**SOURCE DATA:**
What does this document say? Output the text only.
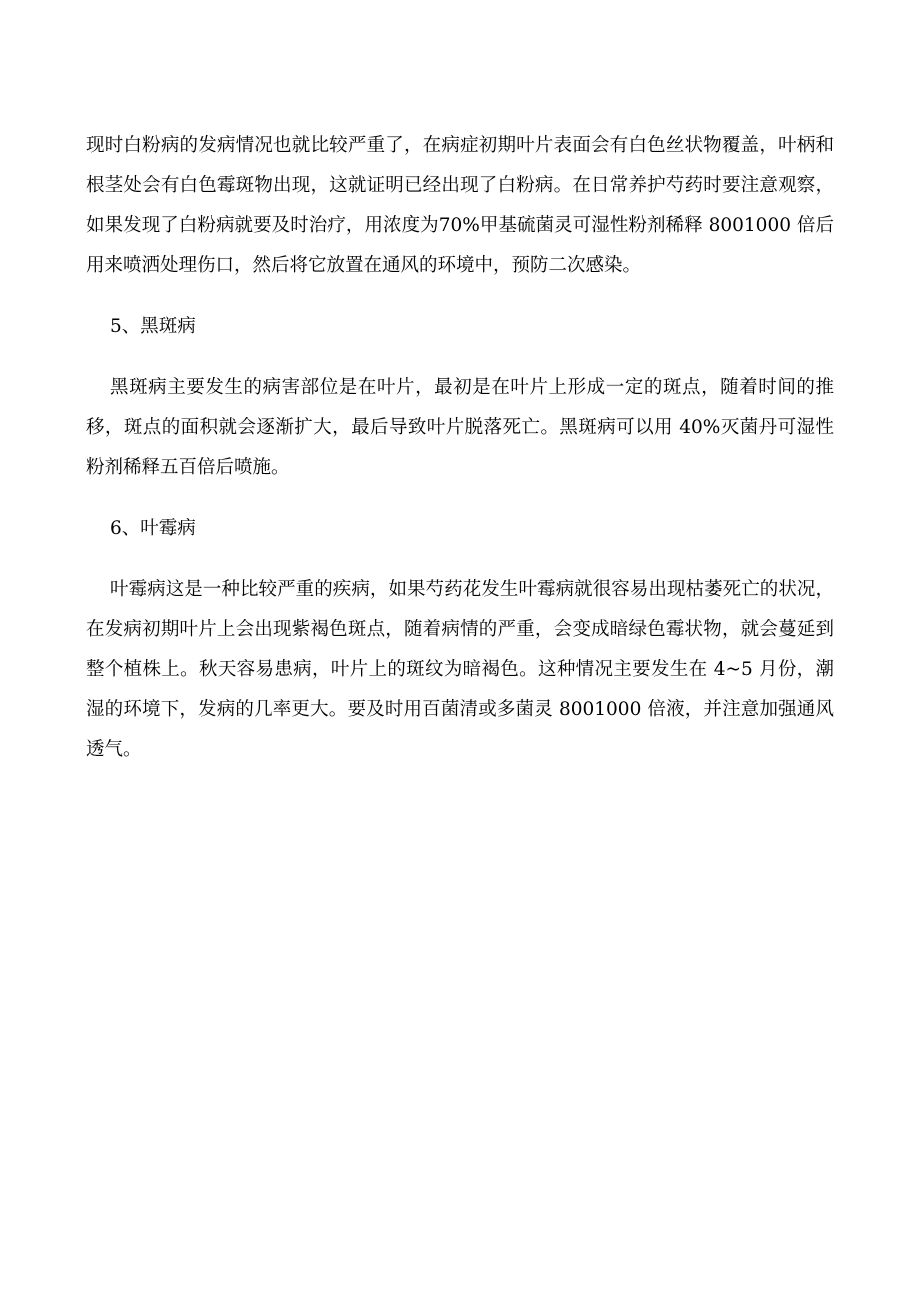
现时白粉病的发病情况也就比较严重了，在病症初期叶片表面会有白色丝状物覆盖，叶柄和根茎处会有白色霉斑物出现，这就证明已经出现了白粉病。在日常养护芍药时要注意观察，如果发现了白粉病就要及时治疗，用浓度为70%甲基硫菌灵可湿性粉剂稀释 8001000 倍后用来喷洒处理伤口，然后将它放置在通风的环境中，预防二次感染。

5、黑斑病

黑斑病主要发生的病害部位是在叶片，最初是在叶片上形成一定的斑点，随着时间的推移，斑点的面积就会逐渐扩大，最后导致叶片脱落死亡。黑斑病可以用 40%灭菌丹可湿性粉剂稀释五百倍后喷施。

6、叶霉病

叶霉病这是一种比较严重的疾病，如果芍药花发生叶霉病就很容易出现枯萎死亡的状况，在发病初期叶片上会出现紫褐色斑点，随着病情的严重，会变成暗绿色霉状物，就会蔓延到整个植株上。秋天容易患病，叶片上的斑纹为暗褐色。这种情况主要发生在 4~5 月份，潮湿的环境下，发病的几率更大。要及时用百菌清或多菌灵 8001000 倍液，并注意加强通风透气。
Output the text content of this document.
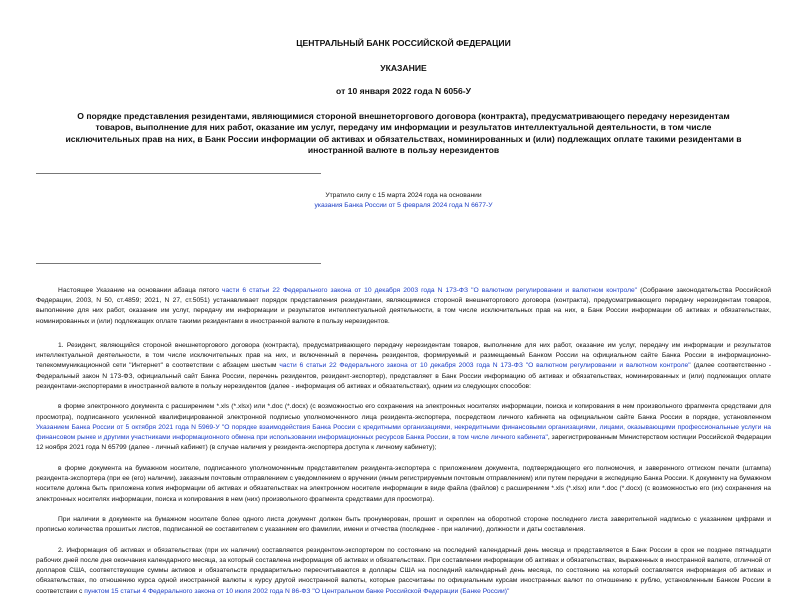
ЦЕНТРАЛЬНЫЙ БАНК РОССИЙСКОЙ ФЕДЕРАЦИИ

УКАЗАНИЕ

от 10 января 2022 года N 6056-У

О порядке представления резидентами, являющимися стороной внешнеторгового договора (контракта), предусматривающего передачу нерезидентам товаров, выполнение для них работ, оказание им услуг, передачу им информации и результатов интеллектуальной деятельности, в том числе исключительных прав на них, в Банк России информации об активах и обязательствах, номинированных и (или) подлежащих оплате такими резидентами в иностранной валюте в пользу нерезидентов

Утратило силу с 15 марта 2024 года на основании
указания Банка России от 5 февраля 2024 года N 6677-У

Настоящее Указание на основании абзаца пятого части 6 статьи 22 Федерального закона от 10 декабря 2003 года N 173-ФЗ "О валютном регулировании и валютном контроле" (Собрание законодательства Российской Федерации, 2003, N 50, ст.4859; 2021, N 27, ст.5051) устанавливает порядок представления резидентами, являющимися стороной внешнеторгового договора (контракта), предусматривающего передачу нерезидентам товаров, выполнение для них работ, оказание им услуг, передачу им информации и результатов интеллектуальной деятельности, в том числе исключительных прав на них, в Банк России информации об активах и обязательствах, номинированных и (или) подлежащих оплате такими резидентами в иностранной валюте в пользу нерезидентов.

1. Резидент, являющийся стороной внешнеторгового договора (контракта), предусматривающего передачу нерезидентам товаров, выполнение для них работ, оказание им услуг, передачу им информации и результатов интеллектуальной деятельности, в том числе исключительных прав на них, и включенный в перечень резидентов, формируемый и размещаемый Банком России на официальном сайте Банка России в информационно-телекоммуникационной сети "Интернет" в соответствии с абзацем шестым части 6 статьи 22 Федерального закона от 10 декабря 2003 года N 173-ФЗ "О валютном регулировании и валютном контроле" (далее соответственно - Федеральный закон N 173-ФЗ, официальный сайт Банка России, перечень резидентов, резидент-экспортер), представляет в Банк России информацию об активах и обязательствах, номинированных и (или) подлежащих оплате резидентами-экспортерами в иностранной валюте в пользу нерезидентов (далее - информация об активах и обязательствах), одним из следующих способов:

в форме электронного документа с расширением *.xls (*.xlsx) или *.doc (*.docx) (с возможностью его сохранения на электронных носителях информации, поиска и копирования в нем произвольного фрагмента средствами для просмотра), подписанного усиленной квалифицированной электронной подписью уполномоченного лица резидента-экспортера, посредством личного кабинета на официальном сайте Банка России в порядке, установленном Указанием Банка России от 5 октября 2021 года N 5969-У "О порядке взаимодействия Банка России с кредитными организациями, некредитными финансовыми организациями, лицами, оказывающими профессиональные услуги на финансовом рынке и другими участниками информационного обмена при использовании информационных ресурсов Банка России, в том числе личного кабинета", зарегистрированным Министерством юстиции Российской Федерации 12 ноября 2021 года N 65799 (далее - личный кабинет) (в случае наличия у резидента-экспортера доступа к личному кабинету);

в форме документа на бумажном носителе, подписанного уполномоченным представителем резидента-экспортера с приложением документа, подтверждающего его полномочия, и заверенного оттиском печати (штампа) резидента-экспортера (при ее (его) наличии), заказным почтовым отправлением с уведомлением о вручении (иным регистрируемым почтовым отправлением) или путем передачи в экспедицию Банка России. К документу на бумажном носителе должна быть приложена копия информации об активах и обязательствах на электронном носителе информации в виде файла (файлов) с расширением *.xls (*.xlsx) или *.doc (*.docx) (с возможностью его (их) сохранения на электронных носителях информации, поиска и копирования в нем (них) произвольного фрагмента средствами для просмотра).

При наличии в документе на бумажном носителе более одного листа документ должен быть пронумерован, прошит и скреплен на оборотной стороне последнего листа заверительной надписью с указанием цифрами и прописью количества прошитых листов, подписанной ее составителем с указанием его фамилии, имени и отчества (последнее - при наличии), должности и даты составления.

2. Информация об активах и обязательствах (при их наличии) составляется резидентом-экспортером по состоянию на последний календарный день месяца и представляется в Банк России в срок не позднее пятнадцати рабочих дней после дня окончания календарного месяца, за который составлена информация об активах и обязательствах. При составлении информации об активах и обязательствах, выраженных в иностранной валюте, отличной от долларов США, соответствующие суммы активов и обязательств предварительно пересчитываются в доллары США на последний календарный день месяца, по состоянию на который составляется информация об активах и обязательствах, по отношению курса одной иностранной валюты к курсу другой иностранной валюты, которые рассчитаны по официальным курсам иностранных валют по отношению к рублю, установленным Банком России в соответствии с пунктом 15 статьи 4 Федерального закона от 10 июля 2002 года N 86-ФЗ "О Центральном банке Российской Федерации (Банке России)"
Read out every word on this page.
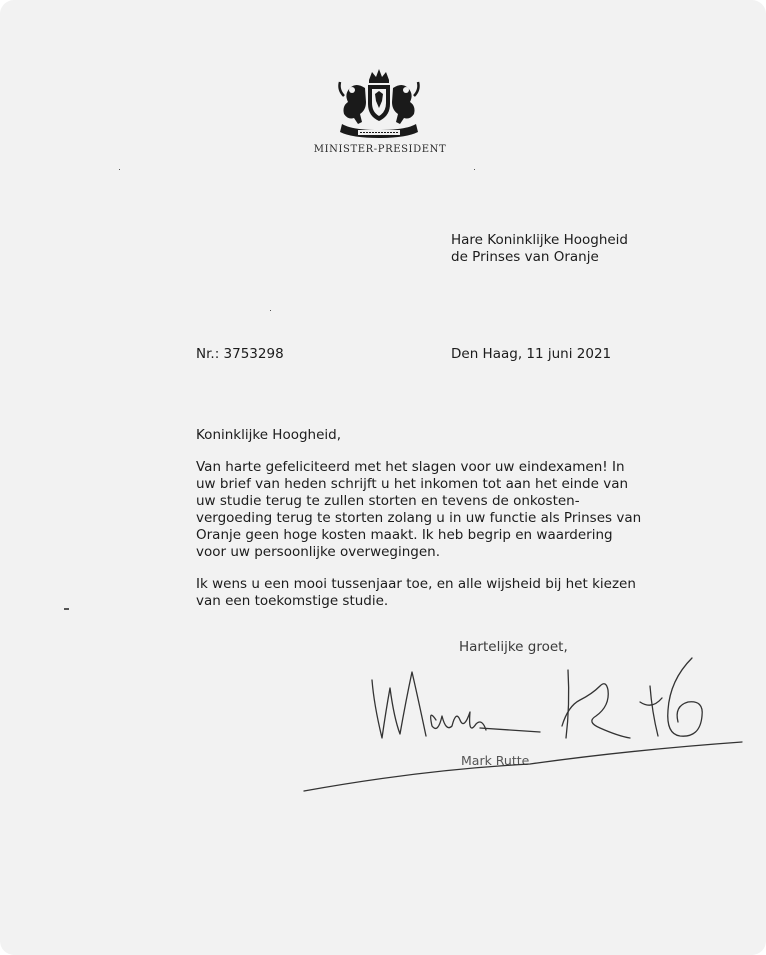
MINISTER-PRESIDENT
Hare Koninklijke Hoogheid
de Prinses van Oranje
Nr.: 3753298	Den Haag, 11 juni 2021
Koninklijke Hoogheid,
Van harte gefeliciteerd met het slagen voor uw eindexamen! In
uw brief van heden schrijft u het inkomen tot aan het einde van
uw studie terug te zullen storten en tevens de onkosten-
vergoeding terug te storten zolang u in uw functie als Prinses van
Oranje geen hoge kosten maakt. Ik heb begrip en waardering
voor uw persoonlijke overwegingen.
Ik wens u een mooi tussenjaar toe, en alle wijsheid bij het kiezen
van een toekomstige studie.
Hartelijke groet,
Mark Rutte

**THE REQUEST:**
Return all lines of the material above in which the word "Koninklijke" occurs.

**EXPECTED OUTPUT:**
Hare Koninklijke Hoogheid
Koninklijke Hoogheid,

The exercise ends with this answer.